*Supplied data*:
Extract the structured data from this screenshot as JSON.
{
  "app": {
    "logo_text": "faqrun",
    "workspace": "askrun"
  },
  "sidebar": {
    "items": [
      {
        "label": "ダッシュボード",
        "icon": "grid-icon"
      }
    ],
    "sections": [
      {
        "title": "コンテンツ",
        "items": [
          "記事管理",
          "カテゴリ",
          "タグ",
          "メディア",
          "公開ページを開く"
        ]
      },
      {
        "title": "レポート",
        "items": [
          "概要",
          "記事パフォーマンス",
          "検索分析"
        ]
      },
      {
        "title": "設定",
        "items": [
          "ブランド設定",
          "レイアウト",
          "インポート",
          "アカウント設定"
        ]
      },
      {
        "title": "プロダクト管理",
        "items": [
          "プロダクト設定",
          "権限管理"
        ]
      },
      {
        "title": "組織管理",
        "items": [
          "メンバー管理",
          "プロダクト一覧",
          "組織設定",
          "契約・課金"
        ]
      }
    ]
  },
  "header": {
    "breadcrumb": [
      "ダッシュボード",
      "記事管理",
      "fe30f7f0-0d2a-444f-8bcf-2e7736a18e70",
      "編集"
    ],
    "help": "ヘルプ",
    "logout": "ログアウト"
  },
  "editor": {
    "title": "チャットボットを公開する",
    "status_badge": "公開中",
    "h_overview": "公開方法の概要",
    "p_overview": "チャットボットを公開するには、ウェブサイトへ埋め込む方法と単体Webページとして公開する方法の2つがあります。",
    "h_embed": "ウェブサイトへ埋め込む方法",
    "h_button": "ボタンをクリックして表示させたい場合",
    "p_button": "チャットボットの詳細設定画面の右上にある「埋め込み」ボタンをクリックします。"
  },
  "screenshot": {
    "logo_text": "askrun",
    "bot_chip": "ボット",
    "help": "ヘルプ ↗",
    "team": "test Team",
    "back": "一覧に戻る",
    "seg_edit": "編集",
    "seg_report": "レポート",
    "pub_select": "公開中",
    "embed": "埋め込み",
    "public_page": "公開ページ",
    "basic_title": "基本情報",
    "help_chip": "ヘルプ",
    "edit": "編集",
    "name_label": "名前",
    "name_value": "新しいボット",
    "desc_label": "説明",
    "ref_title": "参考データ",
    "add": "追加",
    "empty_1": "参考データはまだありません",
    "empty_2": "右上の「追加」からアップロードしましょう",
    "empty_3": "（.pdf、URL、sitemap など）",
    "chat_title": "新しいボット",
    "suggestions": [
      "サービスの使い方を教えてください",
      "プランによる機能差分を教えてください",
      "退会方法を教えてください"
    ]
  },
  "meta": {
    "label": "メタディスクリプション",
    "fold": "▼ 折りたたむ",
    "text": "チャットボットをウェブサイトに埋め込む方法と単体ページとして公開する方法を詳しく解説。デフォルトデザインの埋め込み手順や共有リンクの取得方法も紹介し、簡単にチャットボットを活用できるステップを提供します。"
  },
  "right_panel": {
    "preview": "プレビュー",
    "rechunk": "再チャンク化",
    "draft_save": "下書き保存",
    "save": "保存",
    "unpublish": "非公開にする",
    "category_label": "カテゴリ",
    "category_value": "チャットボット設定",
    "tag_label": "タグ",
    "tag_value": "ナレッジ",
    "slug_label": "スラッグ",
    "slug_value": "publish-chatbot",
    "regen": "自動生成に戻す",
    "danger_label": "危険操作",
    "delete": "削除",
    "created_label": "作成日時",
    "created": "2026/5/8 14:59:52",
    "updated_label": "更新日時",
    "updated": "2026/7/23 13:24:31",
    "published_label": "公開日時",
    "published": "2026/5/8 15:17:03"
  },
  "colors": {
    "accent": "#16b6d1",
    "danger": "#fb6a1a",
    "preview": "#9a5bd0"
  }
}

*Your task*: All the entries above need to be reproduced exactly.

*Response*:
Extract the structured data from this screenshot as JSON.
{
  "app": {
    "logo_text": "faqrun",
    "workspace": "askrun"
  },
  "sidebar": {
    "items": [
      {
        "label": "ダッシュボード",
        "icon": "grid-icon"
      }
    ],
    "sections": [
      {
        "title": "コンテンツ",
        "items": [
          "記事管理",
          "カテゴリ",
          "タグ",
          "メディア",
          "公開ページを開く"
        ]
      },
      {
        "title": "レポート",
        "items": [
          "概要",
          "記事パフォーマンス",
          "検索分析"
        ]
      },
      {
        "title": "設定",
        "items": [
          "ブランド設定",
          "レイアウト",
          "インポート",
          "アカウント設定"
        ]
      },
      {
        "title": "プロダクト管理",
        "items": [
          "プロダクト設定",
          "権限管理"
        ]
      },
      {
        "title": "組織管理",
        "items": [
          "メンバー管理",
          "プロダクト一覧",
          "組織設定",
          "契約・課金"
        ]
      }
    ]
  },
  "header": {
    "breadcrumb": [
      "ダッシュボード",
      "記事管理",
      "fe30f7f0-0d2a-444f-8bcf-2e7736a18e70",
      "編集"
    ],
    "help": "ヘルプ",
    "logout": "ログアウト"
  },
  "editor": {
    "title": "チャットボットを公開する",
    "status_badge": "公開中",
    "h_overview": "公開方法の概要",
    "p_overview": "チャットボットを公開するには、ウェブサイトへ埋め込む方法と単体Webページとして公開する方法の2つがあります。",
    "h_embed": "ウェブサイトへ埋め込む方法",
    "h_button": "ボタンをクリックして表示させたい場合",
    "p_button": "チャットボットの詳細設定画面の右上にある「埋め込み」ボタンをクリックします。"
  },
  "screenshot": {
    "logo_text": "askrun",
    "bot_chip": "ボット",
    "help": "ヘルプ ↗",
    "team": "test Team",
    "back": "一覧に戻る",
    "seg_edit": "編集",
    "seg_report": "レポート",
    "pub_select": "公開中",
    "embed": "埋め込み",
    "public_page": "公開ページ",
    "basic_title": "基本情報",
    "help_chip": "ヘルプ",
    "edit": "編集",
    "name_label": "名前",
    "name_value": "新しいボット",
    "desc_label": "説明",
    "ref_title": "参考データ",
    "add": "追加",
    "empty_1": "参考データはまだありません",
    "empty_2": "右上の「追加」からアップロードしましょう",
    "empty_3": "（.pdf、URL、sitemap など）",
    "chat_title": "新しいボット",
    "suggestions": [
      "サービスの使い方を教えてください",
      "プランによる機能差分を教えてください",
      "退会方法を教えてください"
    ]
  },
  "meta": {
    "label": "メタディスクリプション",
    "fold": "▼ 折りたたむ",
    "text": "チャットボットをウェブサイトに埋め込む方法と単体ページとして公開する方法を詳しく解説。デフォルトデザインの埋め込み手順や共有リンクの取得方法も紹介し、簡単にチャットボットを活用できるステップを提供します。"
  },
  "right_panel": {
    "preview": "プレビュー",
    "rechunk": "再チャンク化",
    "draft_save": "下書き保存",
    "save": "保存",
    "unpublish": "非公開にする",
    "category_label": "カテゴリ",
    "category_value": "チャットボット設定",
    "tag_label": "タグ",
    "tag_value": "ナレッジ",
    "slug_label": "スラッグ",
    "slug_value": "publish-chatbot",
    "regen": "自動生成に戻す",
    "danger_label": "危険操作",
    "delete": "削除",
    "created_label": "作成日時",
    "created": "2026/5/8 14:59:52",
    "updated_label": "更新日時",
    "updated": "2026/7/23 13:24:31",
    "published_label": "公開日時",
    "published": "2026/5/8 15:17:03"
  },
  "colors": {
    "accent": "#16b6d1",
    "danger": "#fb6a1a",
    "preview": "#9a5bd0"
  }
}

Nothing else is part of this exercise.